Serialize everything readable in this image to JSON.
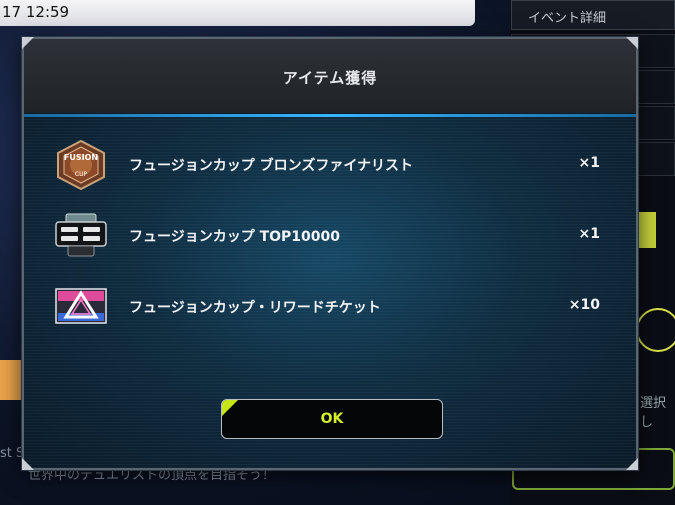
{
  "background": {
    "clock": "17 12:59",
    "event_detail": "イベント詳細",
    "select_text": "選択し",
    "bottom_text": "世界中のデュエリストの頂点を目指そう！",
    "side_text": "st S"
  },
  "modal": {
    "title": "アイテム獲得",
    "items": [
      {
        "name": "フュージョンカップ ブロンズファイナリスト",
        "qty": "×1",
        "icon": "fusion-cup-bronze-medal-icon"
      },
      {
        "name": "フュージョンカップ TOP10000",
        "qty": "×1",
        "icon": "top10000-card-icon"
      },
      {
        "name": "フュージョンカップ・リワードチケット",
        "qty": "×10",
        "icon": "reward-ticket-icon"
      }
    ],
    "ok_label": "OK"
  },
  "colors": {
    "accent_cyan": "#38b6ff",
    "ok_yellow": "#d4ef2a",
    "header_bg": "#2e3137"
  }
}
================
Find each line holding the string "icon" and copy it out.

Response to the task:
        "icon": "fusion-cup-bronze-medal-icon"
        "icon": "top10000-card-icon"
        "icon": "reward-ticket-icon"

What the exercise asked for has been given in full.